WRITTEN TASK:
Can you pull out each line of the data below that includes the word "title"?

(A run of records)
(begin)

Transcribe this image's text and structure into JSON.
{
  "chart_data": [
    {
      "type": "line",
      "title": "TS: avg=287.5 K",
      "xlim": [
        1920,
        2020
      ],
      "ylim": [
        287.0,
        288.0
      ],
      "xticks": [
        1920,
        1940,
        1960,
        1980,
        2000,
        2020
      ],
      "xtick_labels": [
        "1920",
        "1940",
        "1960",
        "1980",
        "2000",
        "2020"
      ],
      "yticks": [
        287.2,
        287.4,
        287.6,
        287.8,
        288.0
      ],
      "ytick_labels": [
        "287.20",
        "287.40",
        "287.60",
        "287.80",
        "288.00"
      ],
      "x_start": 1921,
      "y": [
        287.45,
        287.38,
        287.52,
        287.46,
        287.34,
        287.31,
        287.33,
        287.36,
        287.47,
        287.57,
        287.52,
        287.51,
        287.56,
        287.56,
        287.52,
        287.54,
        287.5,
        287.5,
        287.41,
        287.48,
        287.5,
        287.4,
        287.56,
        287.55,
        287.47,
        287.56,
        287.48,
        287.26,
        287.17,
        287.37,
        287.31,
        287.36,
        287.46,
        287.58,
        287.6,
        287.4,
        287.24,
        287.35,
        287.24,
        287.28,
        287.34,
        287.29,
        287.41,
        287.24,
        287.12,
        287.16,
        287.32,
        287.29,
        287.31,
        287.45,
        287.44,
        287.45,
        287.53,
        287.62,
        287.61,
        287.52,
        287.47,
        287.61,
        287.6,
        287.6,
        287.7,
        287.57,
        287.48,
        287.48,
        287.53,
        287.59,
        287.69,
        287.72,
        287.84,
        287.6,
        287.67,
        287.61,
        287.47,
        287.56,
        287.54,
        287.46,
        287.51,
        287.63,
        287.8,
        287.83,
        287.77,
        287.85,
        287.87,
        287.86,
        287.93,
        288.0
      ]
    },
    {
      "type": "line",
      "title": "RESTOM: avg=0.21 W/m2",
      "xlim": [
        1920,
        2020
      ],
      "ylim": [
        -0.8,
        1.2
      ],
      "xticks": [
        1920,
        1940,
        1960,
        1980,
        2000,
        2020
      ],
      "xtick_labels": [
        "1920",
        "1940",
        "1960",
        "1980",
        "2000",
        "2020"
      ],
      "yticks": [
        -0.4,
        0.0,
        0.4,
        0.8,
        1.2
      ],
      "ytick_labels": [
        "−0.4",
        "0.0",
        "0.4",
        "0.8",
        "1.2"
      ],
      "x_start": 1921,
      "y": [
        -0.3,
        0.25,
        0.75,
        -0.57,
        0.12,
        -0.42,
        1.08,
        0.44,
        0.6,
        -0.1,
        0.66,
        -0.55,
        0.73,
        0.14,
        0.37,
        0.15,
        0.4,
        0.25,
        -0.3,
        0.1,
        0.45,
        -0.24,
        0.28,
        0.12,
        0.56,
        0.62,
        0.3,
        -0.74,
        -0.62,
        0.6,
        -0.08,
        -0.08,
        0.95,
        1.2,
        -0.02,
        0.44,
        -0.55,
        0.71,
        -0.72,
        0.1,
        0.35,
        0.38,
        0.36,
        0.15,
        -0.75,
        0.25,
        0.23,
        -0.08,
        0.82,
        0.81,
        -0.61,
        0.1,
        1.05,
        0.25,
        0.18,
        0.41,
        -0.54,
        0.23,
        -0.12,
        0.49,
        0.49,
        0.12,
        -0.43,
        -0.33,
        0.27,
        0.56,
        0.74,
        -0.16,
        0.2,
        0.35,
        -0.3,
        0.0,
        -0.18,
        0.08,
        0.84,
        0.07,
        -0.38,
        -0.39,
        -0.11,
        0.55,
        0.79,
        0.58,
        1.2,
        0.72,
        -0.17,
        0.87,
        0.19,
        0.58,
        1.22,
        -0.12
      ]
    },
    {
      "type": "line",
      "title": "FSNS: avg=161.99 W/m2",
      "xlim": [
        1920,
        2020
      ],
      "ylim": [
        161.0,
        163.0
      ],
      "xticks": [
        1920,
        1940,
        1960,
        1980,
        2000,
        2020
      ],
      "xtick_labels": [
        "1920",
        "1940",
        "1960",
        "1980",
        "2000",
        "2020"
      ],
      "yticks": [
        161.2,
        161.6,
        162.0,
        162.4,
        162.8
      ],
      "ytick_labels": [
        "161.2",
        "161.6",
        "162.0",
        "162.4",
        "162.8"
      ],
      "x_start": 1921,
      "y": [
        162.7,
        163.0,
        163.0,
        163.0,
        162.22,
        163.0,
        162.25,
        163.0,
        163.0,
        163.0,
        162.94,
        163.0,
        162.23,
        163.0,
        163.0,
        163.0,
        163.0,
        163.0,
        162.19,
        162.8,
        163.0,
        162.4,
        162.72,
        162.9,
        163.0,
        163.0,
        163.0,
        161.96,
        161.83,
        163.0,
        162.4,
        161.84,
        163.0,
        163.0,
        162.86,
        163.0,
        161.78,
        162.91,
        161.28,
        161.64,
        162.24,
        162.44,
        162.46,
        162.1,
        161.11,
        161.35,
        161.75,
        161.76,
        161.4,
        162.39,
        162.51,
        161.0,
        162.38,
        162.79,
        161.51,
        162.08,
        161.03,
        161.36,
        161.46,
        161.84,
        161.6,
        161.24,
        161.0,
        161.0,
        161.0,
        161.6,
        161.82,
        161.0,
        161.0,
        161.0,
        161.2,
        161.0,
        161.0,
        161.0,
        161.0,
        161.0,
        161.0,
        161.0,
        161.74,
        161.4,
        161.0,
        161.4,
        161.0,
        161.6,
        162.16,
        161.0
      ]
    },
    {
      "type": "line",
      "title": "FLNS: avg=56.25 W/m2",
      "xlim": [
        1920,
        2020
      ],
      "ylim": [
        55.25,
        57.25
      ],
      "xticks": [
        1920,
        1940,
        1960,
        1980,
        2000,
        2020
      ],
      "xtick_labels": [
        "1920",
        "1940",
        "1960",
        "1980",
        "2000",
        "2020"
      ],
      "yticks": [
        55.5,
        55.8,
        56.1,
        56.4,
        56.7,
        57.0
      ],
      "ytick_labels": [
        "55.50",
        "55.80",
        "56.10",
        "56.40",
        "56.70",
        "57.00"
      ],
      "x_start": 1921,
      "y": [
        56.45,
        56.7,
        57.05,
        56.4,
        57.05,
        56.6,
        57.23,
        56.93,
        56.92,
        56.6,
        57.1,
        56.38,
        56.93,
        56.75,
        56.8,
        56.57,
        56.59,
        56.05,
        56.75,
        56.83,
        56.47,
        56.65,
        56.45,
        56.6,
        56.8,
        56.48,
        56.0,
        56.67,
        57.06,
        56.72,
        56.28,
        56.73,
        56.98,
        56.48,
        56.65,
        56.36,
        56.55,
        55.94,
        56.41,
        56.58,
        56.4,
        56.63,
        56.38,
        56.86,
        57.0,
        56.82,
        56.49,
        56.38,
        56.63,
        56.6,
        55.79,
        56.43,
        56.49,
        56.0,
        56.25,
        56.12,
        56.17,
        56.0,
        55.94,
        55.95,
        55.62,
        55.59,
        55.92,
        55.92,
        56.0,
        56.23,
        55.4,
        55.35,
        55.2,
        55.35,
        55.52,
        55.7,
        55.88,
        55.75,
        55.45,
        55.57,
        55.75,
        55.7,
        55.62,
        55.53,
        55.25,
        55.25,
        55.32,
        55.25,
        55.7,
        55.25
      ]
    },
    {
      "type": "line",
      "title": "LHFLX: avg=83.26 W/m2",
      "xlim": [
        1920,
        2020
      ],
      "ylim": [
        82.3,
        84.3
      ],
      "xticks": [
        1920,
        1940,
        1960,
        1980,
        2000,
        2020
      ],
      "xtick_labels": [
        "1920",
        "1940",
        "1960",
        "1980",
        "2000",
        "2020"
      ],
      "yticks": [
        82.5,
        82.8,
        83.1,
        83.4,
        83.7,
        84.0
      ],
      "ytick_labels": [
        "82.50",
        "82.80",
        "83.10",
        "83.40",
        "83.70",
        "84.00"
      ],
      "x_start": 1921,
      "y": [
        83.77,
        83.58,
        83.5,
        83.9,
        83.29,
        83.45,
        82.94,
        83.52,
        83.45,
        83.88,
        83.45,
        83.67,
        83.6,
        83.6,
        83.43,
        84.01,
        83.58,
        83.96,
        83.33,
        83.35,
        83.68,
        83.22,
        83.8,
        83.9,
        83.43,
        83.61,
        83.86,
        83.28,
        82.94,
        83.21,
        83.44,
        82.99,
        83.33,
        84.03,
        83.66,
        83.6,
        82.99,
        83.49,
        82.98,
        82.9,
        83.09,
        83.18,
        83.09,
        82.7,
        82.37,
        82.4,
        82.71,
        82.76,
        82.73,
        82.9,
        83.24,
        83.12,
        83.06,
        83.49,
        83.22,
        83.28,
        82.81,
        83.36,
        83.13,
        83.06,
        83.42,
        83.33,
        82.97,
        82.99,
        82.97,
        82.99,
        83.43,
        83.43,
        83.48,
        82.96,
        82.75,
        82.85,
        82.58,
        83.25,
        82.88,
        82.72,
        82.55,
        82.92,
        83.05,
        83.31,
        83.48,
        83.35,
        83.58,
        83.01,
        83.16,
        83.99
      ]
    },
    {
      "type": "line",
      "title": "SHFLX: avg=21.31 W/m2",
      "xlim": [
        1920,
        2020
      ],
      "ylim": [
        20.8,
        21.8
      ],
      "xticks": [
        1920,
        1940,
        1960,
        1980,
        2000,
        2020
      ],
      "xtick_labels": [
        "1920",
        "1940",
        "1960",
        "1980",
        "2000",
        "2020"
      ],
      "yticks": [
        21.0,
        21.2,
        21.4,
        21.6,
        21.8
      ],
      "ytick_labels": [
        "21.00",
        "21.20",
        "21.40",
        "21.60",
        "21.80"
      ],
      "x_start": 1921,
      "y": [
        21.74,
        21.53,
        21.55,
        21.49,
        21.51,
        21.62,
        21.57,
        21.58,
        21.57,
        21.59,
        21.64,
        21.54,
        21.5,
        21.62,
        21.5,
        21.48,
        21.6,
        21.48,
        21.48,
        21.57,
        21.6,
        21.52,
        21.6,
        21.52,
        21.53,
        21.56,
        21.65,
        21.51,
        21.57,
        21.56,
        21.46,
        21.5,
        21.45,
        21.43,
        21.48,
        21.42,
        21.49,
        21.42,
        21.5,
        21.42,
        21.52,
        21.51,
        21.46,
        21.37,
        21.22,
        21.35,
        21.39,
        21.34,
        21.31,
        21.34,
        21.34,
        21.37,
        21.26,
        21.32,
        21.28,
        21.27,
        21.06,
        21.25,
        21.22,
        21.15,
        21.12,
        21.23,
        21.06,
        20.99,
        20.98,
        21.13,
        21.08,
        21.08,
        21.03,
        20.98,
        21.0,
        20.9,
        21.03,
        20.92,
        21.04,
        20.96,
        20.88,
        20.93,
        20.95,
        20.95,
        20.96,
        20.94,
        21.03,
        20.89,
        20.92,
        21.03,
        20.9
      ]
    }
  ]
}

(end)

SOLUTION BELOW:
      "title": "TS: avg=287.5 K",
      "title": "RESTOM: avg=0.21 W/m2",
      "title": "FSNS: avg=161.99 W/m2",
      "title": "FLNS: avg=56.25 W/m2",
      "title": "LHFLX: avg=83.26 W/m2",
      "title": "SHFLX: avg=21.31 W/m2",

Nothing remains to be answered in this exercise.